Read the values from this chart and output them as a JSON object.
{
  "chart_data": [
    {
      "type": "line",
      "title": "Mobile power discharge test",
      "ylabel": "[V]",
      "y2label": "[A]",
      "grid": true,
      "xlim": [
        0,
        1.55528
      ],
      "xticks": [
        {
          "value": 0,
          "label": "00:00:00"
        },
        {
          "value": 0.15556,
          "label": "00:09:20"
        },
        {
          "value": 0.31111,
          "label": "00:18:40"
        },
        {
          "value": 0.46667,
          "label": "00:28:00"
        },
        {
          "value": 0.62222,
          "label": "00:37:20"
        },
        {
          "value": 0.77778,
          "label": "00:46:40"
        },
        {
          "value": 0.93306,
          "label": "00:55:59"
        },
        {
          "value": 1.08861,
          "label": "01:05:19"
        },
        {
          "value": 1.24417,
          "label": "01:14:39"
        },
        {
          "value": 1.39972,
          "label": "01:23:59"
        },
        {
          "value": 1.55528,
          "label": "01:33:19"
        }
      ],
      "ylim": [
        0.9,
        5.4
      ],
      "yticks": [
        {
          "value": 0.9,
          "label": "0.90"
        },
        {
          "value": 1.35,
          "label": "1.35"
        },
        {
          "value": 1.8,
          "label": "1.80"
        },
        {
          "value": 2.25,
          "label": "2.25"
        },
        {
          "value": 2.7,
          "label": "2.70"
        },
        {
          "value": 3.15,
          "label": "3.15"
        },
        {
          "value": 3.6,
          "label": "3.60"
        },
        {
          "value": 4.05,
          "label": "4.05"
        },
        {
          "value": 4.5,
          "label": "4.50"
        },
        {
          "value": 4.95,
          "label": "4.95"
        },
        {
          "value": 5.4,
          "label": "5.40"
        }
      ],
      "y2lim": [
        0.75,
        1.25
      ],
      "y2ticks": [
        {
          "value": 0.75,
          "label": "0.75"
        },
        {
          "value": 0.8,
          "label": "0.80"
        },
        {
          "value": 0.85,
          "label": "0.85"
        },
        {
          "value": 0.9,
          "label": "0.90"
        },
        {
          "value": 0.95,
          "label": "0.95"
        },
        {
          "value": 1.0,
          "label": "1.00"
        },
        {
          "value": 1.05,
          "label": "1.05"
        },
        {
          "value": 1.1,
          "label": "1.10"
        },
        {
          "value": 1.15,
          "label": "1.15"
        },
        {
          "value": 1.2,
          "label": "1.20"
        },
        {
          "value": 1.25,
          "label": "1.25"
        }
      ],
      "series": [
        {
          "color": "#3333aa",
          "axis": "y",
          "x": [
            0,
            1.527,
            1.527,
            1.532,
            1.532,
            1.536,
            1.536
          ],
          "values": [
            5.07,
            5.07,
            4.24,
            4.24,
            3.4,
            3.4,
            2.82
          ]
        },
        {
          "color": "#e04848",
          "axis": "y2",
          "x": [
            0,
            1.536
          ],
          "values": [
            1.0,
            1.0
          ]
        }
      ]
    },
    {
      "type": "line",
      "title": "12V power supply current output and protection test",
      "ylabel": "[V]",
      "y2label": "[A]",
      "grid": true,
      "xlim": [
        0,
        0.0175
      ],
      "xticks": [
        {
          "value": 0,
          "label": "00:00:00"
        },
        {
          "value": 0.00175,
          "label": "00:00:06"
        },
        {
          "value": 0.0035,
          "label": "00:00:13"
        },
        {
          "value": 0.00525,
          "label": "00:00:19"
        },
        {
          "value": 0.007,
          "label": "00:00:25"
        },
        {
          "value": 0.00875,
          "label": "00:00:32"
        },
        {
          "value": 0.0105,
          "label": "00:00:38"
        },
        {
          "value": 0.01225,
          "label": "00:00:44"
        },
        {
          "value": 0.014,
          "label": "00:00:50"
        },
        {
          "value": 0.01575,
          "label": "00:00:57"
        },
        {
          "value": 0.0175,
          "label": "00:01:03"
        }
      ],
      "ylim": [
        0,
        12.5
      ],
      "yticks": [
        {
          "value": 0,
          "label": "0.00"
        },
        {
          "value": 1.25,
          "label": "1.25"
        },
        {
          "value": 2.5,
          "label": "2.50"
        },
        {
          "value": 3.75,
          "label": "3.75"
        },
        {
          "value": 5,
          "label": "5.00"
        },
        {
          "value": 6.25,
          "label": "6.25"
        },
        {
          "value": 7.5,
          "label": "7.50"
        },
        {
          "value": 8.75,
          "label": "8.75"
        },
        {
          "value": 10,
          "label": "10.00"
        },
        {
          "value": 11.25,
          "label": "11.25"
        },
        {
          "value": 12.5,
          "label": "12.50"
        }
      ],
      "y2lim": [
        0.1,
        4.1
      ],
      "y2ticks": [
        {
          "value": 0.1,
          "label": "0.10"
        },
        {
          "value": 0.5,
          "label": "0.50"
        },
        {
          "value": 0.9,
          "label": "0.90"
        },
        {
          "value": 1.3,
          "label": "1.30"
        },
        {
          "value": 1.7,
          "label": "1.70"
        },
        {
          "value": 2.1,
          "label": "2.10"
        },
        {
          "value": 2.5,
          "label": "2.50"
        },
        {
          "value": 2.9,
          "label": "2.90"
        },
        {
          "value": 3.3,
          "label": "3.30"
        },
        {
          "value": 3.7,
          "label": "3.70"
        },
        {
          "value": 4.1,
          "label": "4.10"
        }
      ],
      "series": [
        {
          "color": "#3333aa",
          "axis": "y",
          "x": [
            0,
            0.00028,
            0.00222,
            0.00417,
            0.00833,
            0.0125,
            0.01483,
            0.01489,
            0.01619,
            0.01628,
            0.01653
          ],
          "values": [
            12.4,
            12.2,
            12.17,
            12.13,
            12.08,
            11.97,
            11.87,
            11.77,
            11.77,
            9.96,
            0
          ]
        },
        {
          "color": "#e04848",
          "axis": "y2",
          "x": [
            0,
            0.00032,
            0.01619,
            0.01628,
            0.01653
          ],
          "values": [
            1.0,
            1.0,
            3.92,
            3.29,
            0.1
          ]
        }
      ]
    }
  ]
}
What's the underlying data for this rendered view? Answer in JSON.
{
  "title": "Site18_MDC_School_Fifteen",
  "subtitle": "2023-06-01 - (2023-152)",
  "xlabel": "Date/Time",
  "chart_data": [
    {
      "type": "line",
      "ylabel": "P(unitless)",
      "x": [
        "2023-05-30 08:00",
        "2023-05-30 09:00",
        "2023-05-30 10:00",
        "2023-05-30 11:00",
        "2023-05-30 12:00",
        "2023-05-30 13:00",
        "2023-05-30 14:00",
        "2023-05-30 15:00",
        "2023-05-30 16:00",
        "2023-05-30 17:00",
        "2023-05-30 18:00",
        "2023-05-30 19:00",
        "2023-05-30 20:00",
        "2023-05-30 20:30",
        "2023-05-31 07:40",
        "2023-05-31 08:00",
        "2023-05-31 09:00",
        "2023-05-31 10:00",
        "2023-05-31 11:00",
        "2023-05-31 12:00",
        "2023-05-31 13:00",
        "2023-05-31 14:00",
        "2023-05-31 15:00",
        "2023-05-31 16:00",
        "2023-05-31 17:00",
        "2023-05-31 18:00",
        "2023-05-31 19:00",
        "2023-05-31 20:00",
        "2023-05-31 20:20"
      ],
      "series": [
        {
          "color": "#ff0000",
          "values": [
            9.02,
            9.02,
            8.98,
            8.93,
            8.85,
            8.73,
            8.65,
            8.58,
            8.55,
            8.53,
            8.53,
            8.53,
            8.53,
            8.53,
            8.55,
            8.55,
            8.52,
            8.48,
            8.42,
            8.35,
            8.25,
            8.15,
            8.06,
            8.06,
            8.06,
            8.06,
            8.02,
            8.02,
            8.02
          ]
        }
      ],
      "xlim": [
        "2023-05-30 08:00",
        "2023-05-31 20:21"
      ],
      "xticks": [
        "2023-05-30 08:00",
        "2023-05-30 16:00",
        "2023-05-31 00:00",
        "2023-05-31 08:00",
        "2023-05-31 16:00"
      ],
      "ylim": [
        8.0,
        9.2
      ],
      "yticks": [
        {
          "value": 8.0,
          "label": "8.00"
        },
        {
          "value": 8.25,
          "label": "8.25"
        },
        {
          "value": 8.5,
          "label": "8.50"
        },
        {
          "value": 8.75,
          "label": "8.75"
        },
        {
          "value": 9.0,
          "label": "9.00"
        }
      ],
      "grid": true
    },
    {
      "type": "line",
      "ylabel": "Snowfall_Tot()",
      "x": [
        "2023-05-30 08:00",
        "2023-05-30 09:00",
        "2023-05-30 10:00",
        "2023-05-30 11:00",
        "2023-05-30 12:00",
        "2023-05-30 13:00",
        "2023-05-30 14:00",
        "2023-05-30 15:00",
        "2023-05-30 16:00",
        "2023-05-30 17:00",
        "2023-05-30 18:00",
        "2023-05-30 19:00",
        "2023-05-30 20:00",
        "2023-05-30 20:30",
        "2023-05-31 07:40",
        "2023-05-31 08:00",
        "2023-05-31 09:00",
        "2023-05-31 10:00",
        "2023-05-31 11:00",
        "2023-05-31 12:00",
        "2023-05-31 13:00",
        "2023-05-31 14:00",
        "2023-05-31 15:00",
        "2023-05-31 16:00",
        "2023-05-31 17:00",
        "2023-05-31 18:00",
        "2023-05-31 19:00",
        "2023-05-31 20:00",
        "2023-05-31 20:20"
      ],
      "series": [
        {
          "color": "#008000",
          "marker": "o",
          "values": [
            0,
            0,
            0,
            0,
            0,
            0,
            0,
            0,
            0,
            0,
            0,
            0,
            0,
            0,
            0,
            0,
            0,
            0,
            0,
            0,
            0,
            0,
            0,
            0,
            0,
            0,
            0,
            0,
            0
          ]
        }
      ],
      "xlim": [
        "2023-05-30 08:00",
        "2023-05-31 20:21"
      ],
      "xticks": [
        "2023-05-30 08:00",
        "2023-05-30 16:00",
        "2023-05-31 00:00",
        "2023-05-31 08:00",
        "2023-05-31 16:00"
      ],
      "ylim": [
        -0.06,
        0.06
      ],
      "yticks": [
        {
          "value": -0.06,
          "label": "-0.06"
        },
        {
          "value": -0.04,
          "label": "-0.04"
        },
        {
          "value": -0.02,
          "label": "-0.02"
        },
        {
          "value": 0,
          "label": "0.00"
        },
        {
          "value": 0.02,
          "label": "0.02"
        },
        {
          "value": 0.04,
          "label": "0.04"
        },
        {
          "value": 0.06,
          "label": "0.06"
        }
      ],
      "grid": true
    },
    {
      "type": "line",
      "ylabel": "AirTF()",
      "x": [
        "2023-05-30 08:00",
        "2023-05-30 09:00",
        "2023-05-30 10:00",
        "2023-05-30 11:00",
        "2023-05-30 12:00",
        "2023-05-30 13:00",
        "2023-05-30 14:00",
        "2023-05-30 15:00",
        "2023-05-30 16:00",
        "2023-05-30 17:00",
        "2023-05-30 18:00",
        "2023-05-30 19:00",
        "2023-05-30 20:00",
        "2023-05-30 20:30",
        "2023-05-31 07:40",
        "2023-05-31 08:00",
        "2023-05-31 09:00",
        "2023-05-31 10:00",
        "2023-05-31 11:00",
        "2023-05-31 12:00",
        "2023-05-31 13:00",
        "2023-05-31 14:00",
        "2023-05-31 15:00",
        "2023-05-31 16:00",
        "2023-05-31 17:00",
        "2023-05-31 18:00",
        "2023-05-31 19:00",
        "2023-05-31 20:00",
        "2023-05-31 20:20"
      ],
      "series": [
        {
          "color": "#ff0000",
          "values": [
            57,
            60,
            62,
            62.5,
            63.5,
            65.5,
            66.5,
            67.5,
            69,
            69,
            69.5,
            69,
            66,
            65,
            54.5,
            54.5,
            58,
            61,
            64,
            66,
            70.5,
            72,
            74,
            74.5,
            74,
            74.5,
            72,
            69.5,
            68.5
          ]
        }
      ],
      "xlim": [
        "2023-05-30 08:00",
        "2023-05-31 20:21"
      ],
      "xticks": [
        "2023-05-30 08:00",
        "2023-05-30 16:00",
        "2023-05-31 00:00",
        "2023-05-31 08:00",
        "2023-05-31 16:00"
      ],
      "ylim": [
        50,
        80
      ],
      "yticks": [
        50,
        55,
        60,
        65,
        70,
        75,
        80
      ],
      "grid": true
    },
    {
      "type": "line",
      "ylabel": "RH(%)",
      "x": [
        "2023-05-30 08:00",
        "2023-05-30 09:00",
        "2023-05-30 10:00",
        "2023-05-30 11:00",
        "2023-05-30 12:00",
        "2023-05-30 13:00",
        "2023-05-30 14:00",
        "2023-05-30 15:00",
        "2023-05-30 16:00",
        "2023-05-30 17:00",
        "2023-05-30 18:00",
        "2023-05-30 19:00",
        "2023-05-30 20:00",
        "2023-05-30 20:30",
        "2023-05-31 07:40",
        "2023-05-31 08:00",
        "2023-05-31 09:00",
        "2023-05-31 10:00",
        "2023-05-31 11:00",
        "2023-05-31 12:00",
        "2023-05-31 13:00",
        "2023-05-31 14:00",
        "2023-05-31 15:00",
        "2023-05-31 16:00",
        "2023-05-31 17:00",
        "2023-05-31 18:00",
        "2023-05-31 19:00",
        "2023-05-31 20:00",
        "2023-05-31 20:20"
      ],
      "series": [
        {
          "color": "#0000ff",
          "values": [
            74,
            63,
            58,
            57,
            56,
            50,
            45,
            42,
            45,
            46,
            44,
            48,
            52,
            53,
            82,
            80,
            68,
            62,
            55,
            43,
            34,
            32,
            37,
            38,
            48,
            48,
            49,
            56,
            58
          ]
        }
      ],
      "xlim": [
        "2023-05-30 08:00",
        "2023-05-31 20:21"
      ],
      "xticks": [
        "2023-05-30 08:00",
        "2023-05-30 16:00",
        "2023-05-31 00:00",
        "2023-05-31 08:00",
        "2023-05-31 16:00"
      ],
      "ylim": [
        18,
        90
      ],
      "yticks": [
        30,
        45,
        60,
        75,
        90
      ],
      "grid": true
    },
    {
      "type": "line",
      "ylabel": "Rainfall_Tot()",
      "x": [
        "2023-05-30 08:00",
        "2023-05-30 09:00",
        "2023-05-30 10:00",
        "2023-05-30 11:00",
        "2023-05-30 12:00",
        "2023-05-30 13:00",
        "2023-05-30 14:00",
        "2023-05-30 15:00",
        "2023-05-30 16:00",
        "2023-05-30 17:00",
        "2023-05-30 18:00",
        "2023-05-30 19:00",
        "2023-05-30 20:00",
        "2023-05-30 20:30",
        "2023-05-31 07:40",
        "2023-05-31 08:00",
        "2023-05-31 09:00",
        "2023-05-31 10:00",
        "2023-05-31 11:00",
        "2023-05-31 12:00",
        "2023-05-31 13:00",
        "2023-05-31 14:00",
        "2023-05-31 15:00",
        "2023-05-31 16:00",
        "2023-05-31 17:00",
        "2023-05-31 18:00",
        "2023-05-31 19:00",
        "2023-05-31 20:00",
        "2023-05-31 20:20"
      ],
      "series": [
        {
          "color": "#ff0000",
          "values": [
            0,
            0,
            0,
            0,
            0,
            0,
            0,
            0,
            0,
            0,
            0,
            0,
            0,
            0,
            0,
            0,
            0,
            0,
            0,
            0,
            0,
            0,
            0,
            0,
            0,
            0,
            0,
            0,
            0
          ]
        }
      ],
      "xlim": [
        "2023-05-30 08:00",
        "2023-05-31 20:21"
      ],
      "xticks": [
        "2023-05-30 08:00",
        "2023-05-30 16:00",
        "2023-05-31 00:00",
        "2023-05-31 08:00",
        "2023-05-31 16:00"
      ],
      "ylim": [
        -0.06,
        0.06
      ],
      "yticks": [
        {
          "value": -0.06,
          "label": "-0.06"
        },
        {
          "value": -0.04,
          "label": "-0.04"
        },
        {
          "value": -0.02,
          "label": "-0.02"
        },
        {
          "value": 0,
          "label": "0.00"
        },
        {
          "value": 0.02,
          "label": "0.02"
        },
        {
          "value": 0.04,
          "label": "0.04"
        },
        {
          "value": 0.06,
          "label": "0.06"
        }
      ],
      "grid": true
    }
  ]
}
* * *
**Work required**
Filter the data for the string "ylabel" and copy every line that has it.

**Solution to this problem**
      "ylabel": "[V]",
      "ylabel": "[V]",
      "ylabel": "P(unitless)",
      "ylabel": "Snowfall_Tot()",
      "ylabel": "AirTF()",
      "ylabel": "RH(%)",
      "ylabel": "Rainfall_Tot()",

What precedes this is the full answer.